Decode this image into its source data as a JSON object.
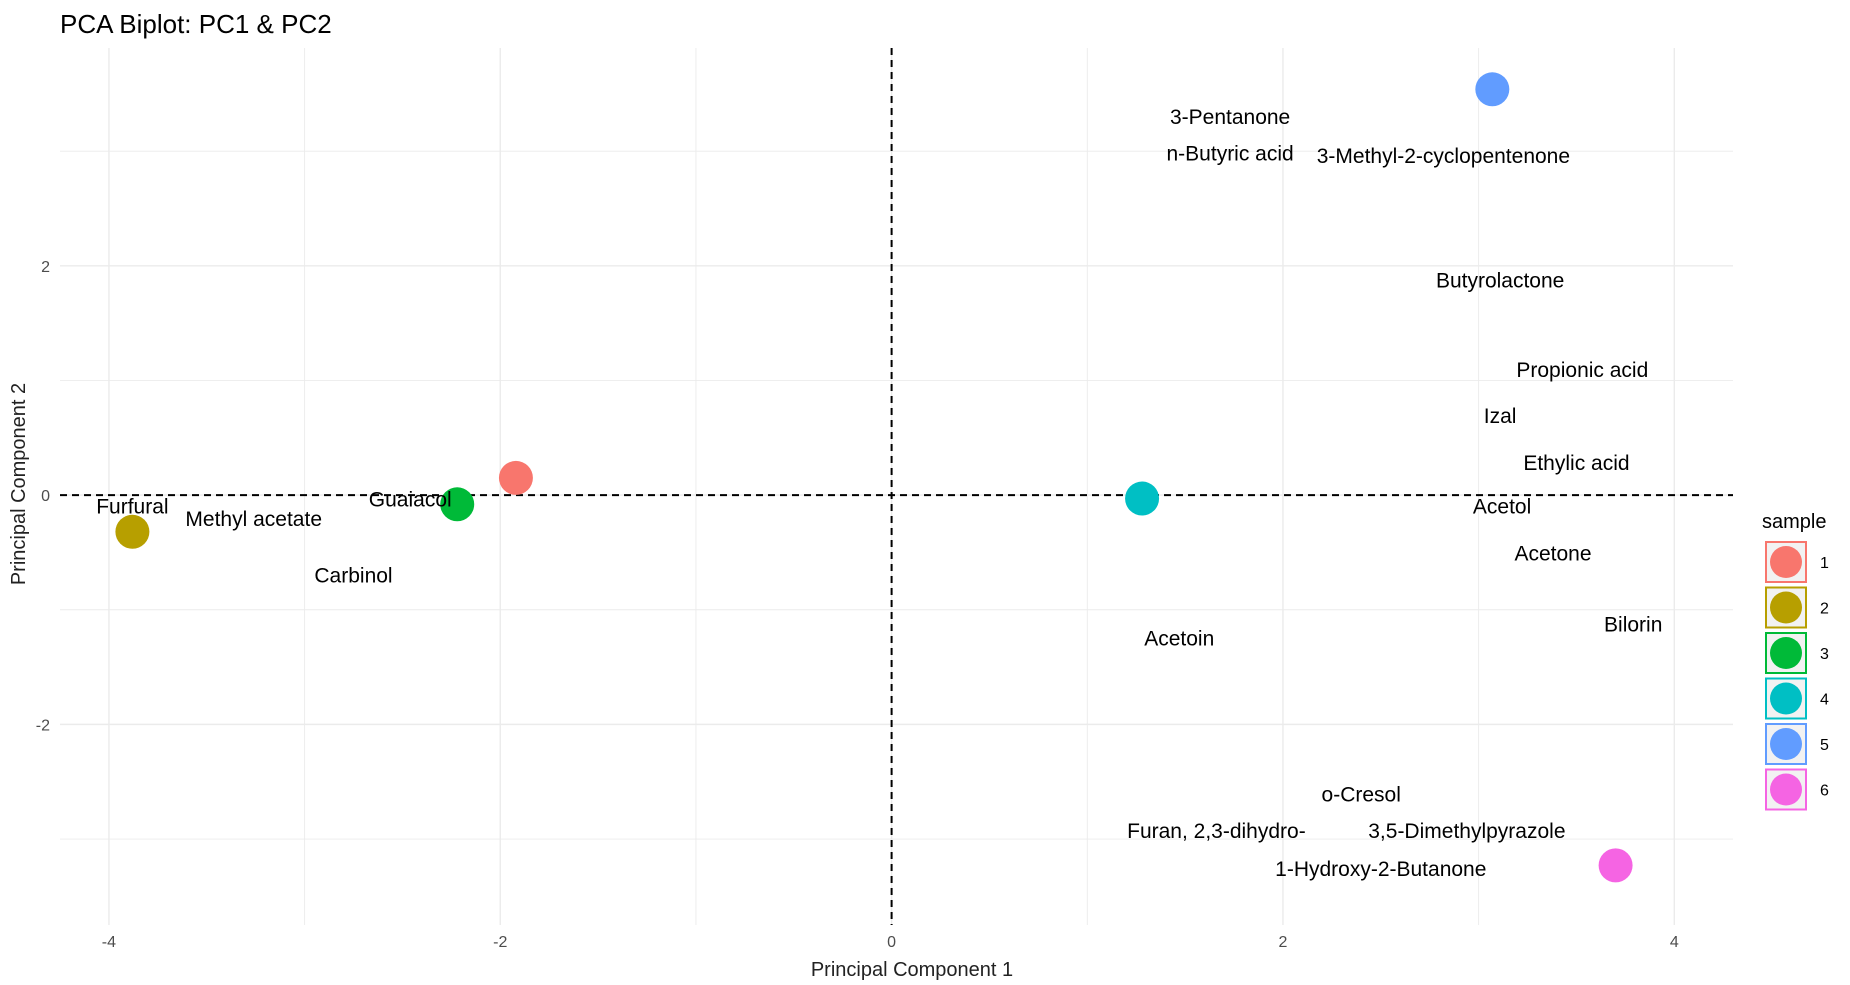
{
  "chart_data": {
    "type": "scatter",
    "title": "PCA Biplot: PC1 & PC2",
    "xlabel": "Principal Component 1",
    "ylabel": "Principal Component 2",
    "xlim": [
      -4.25,
      4.3
    ],
    "ylim": [
      -3.75,
      3.9
    ],
    "xticks": [
      -4,
      -2,
      0,
      2,
      4
    ],
    "yticks": [
      -2,
      0,
      2
    ],
    "grid": true,
    "reference_lines": {
      "x": 0,
      "y": 0,
      "style": "dashed"
    },
    "legend": {
      "title": "sample",
      "position": "right",
      "entries": [
        {
          "label": "1",
          "color": "#F8766D"
        },
        {
          "label": "2",
          "color": "#B79F00"
        },
        {
          "label": "3",
          "color": "#00BA38"
        },
        {
          "label": "4",
          "color": "#00BFC4"
        },
        {
          "label": "5",
          "color": "#619CFF"
        },
        {
          "label": "6",
          "color": "#F564E3"
        }
      ]
    },
    "points": [
      {
        "sample": "1",
        "x": -1.92,
        "y": 0.15,
        "color": "#F8766D"
      },
      {
        "sample": "2",
        "x": -3.88,
        "y": -0.32,
        "color": "#B79F00"
      },
      {
        "sample": "3",
        "x": -2.22,
        "y": -0.08,
        "color": "#00BA38"
      },
      {
        "sample": "4",
        "x": 1.28,
        "y": -0.03,
        "color": "#00BFC4"
      },
      {
        "sample": "5",
        "x": 3.07,
        "y": 3.54,
        "color": "#619CFF"
      },
      {
        "sample": "6",
        "x": 3.7,
        "y": -3.23,
        "color": "#F564E3"
      }
    ],
    "variable_labels": [
      {
        "text": "3-Pentanone",
        "x": 1.73,
        "y": 3.3
      },
      {
        "text": "n-Butyric acid",
        "x": 1.73,
        "y": 2.98
      },
      {
        "text": "3-Methyl-2-cyclopentenone",
        "x": 2.82,
        "y": 2.96
      },
      {
        "text": "Butyrolactone",
        "x": 3.11,
        "y": 1.87
      },
      {
        "text": "Propionic acid",
        "x": 3.53,
        "y": 1.09
      },
      {
        "text": "Izal",
        "x": 3.11,
        "y": 0.69
      },
      {
        "text": "Ethylic acid",
        "x": 3.5,
        "y": 0.28
      },
      {
        "text": "Acetol",
        "x": 3.12,
        "y": -0.1
      },
      {
        "text": "Acetone",
        "x": 3.38,
        "y": -0.51
      },
      {
        "text": "Bilorin",
        "x": 3.79,
        "y": -1.13
      },
      {
        "text": "Acetoin",
        "x": 1.47,
        "y": -1.25
      },
      {
        "text": "Furfural",
        "x": -3.88,
        "y": -0.1
      },
      {
        "text": "Methyl acetate",
        "x": -3.26,
        "y": -0.21
      },
      {
        "text": "Guaiacol",
        "x": -2.46,
        "y": -0.04
      },
      {
        "text": "Carbinol",
        "x": -2.75,
        "y": -0.7
      },
      {
        "text": "o-Cresol",
        "x": 2.4,
        "y": -2.61
      },
      {
        "text": "Furan, 2,3-dihydro-",
        "x": 1.66,
        "y": -2.93
      },
      {
        "text": "3,5-Dimethylpyrazole",
        "x": 2.94,
        "y": -2.93
      },
      {
        "text": "1-Hydroxy-2-Butanone",
        "x": 2.5,
        "y": -3.26
      }
    ]
  }
}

■ ■ ■

**Set exercise:** Reply with one number only: how many lines of the listing hold "Component"?

**Reply to the exercise:** 2